=== Source ===
Le livre est éminemment emprunt de spiritualité, sinon de mysticisme, mais du mysticisme sceptique de celui qui ne croit pas ou plus en aucuns dieux et qui pourtant regrette leur disparition et les recherche : " Dieu n'est pas revenu, les idoles n'étaient plus, personne ne leur faisait plus de sacrifices ni d'offrandes ni n'invoquait leurs secours ". Quelles forces invoquer, auxquelles recourir, sinon, alors, à celles de l'écriture ? Si d'une manière générale les livres de Christophe Manon relatent une expérience personnelle avec les morts, s'ils relatent sa recherche d'une fraternité invisible, il est possible que le mysticisme de Christophe Manon soit celui de l'écriture, qu'elle seule lui donne ce pouvoir de sympathie avec les morts.
Le second chant du chant précise un peu plus les arcanes originelles de ce chant, passant d'un point de vue externe et distant à un point de vue interne et plus personnel (il convient évidemment de ne pas confondre narrateur et auteur), un second chant qui fait danser le cimetière personnel du narrateur dans ses souvenirs, grands-parents, petit frère mort-né, gens inconnus de nozigues lecteur, ainsi que maintes douleurs enfantines génératrices de pensées funestes, des pensées qui s'agitent en tous sens ; il y a un fouillis de visions folles et fiévreuses (dans tout le livre) et d'un onirisme éveillé macabre et cauchemardesque digne d'un tableau de Jérôme Bosch. Ce qui fait récit (l'enfance du narrateur) est quasi secondaire, ce qui fait récit du récit soutient le chant avant tout. Car il y a une formidable dynamique dans les deux chants, une lenteur de sarabande accélérée par l'enthousiasme d'écriture, une constante dualité en tout (à l'instar de la vie et de la mort), qui rythme le texte, et cet enthousiasme-là est vie chez cet auteur qui dédie sa vie à l'écriture et aux livres, vie qu'il regarde avec un sablier sous les yeux. Pessimisme appuyé, peut-être, mais pessimisme combattu et qui au final prend le contre-pied de L'Ecclésiaste de Renan, " Ces réflexions me firent prendre la vie en haine ; j'eus de l'aversion pour tout ce qui se passe sous le soleil, voyant que tout est vanité et pâture de vent ", car au final, de belles pages envolées et volées à la résignation en guise de remerciements à cette humanité qui fait laide beauté ouvrent sur ce grand bel infini qu'est le livre fini et refermé, " Il y a beaucoup de grâce sur cette terre malgré toutes les horreurs qui y sont commises. Je ne suis pas dégoûté des hommes ni du monde comme il va ; au contraire, je trouve leurs imperfections d'une grande beauté et je les en remercie ". Le remerciement clôt le livre, bouclant la boucle sans fin de l'écriture généreuse de Christophe Manon.
Christophe Manon, Pâture de vent, Verdier, 2019, 112 p., 13€, sur le site de l'éditeur
Jean-Pascal Dubost
1 La plupart des traductions rendent : " Tout est vanité et poursuite du vent ".
=== Données extraites ===
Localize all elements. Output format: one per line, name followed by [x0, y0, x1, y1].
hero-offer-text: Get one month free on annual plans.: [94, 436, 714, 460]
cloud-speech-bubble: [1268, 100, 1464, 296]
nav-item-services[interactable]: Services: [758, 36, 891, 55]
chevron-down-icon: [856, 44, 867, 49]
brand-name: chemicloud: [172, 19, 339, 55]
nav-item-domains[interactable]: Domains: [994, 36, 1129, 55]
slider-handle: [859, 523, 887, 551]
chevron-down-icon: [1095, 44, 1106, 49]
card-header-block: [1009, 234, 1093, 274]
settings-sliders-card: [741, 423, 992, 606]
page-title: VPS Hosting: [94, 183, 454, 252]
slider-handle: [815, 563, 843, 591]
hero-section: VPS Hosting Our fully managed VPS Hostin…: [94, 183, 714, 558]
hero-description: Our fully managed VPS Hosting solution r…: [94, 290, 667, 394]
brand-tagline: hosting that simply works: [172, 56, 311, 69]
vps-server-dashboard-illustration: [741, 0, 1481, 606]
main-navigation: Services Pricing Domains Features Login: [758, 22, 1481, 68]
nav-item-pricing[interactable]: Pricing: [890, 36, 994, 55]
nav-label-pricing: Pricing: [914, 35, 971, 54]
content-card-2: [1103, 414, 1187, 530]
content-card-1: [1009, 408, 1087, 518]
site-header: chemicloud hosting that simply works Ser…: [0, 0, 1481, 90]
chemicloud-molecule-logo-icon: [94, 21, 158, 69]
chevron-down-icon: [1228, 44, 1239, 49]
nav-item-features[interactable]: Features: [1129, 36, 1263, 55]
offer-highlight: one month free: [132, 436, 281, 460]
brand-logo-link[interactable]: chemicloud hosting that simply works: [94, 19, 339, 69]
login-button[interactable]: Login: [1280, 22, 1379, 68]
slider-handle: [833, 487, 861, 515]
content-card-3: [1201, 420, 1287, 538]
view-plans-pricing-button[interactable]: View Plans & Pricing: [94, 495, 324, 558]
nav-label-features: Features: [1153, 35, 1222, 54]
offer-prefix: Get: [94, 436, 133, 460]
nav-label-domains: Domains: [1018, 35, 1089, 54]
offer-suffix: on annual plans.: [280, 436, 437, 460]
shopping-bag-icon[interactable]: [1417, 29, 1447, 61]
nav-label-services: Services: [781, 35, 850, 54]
===
Consignes —
a. Comment redire plus brièvement le paragraphe de la critique qui commence par « Le livre est éminemment emprunt de spiritualité » ?
b. Pouvez-vous rendre sous forme de liste JSON de chaînes, une chaîne par ligne et sans lignes vides, les entrées depuis leur première ligne jusqu'à celle qui contient "nav-item-features[interactable]: Features: [1129, 36, 1263, 55]", celle-ci comprise ?

Réponses aux consignes —
a. Le livre est très imprégné de spiritualité, voire de mysticisme. C'est un mysticisme sceptique, celui de quelqu'un qui ne croit plus en aucun dieu mais regrette leur disparition et les recherche. Il ne reste alors qu'à invoquer les forces de l'écriture. Les livres de Christophe Manon relatent en général une expérience personnelle avec les morts et la recherche d'une fraternité invisible. Son mysticisme pourrait donc être celui de l'écriture, qui seule lui donnerait ce pouvoir de sympathie avec les morts.

b.
[
  "Localize all elements. Output format: one per line, name followed by [x0, y0, x1, y1].",
  "hero-offer-text: Get one month free on annual plans.: [94, 436, 714, 460]",
  "cloud-speech-bubble: [1268, 100, 1464, 296]",
  "nav-item-services[interactable]: Services: [758, 36, 891, 55]",
  "chevron-down-icon: [856, 44, 867, 49]",
  "brand-name: chemicloud: [172, 19, 339, 55]",
  "nav-item-domains[interactable]: Domains: [994, 36, 1129, 55]",
  "slider-handle: [859, 523, 887, 551]",
  "chevron-down-icon: [1095, 44, 1106, 49]",
  "card-header-block: [1009, 234, 1093, 274]",
  "settings-sliders-card: [741, 423, 992, 606]",
  "page-title: VPS Hosting: [94, 183, 454, 252]",
  "slider-handle: [815, 563, 843, 591]",
  "hero-section: VPS Hosting Our fully managed VPS Hostin…: [94, 183, 714, 558]",
  "hero-description: Our fully managed VPS Hosting solution r…: [94, 290, 667, 394]",
  "brand-tagline: hosting that simply works: [172, 56, 311, 69]",
  "vps-server-dashboard-illustration: [741, 0, 1481, 606]",
  "main-navigation: Services Pricing Domains Features Login: [758, 22, 1481, 68]",
  "nav-item-pricing[interactable]: Pricing: [890, 36, 994, 55]",
  "nav-label-pricing: Pricing: [914, 35, 971, 54]",
  "content-card-2: [1103, 414, 1187, 530]",
  "content-card-1: [1009, 408, 1087, 518]",
  "site-header: chemicloud hosting that simply works Ser…: [0, 0, 1481, 90]",
  "chemicloud-molecule-logo-icon: [94, 21, 158, 69]",
  "chevron-down-icon: [1228, 44, 1239, 49]",
  "nav-item-features[interactable]: Features: [1129, 36, 1263, 55]"
]